**Given problem:** Reproduce the material in full, unchanged.
>> Start Supplied data
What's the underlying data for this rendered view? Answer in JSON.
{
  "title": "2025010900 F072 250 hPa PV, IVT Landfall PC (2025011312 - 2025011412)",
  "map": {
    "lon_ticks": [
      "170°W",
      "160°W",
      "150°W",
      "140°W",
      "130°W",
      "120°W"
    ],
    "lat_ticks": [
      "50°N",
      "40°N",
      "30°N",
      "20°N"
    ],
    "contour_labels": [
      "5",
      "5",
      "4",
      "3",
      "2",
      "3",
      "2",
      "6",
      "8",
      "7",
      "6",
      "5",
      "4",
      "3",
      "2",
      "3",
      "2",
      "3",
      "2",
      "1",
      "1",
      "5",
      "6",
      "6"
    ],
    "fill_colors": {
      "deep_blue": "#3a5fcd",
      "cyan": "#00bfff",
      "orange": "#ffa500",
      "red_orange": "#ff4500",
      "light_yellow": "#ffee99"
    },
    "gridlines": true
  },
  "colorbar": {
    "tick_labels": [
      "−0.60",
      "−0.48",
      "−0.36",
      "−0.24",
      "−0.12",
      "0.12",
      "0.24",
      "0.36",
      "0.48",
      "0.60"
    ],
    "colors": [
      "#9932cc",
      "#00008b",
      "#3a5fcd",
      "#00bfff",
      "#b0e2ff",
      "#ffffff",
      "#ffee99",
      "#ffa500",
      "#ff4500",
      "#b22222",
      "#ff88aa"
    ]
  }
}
>> End Supplied data
**Exercise solution:**
What's the underlying data for this rendered view? Answer in JSON.
{
  "title": "2025010900 F072 250 hPa PV, IVT Landfall PC (2025011312 - 2025011412)",
  "map": {
    "lon_ticks": [
      "170°W",
      "160°W",
      "150°W",
      "140°W",
      "130°W",
      "120°W"
    ],
    "lat_ticks": [
      "50°N",
      "40°N",
      "30°N",
      "20°N"
    ],
    "contour_labels": [
      "5",
      "5",
      "4",
      "3",
      "2",
      "3",
      "2",
      "6",
      "8",
      "7",
      "6",
      "5",
      "4",
      "3",
      "2",
      "3",
      "2",
      "3",
      "2",
      "1",
      "1",
      "5",
      "6",
      "6"
    ],
    "fill_colors": {
      "deep_blue": "#3a5fcd",
      "cyan": "#00bfff",
      "orange": "#ffa500",
      "red_orange": "#ff4500",
      "light_yellow": "#ffee99"
    },
    "gridlines": true
  },
  "colorbar": {
    "tick_labels": [
      "−0.60",
      "−0.48",
      "−0.36",
      "−0.24",
      "−0.12",
      "0.12",
      "0.24",
      "0.36",
      "0.48",
      "0.60"
    ],
    "colors": [
      "#9932cc",
      "#00008b",
      "#3a5fcd",
      "#00bfff",
      "#b0e2ff",
      "#ffffff",
      "#ffee99",
      "#ffa500",
      "#ff4500",
      "#b22222",
      "#ff88aa"
    ]
  }
}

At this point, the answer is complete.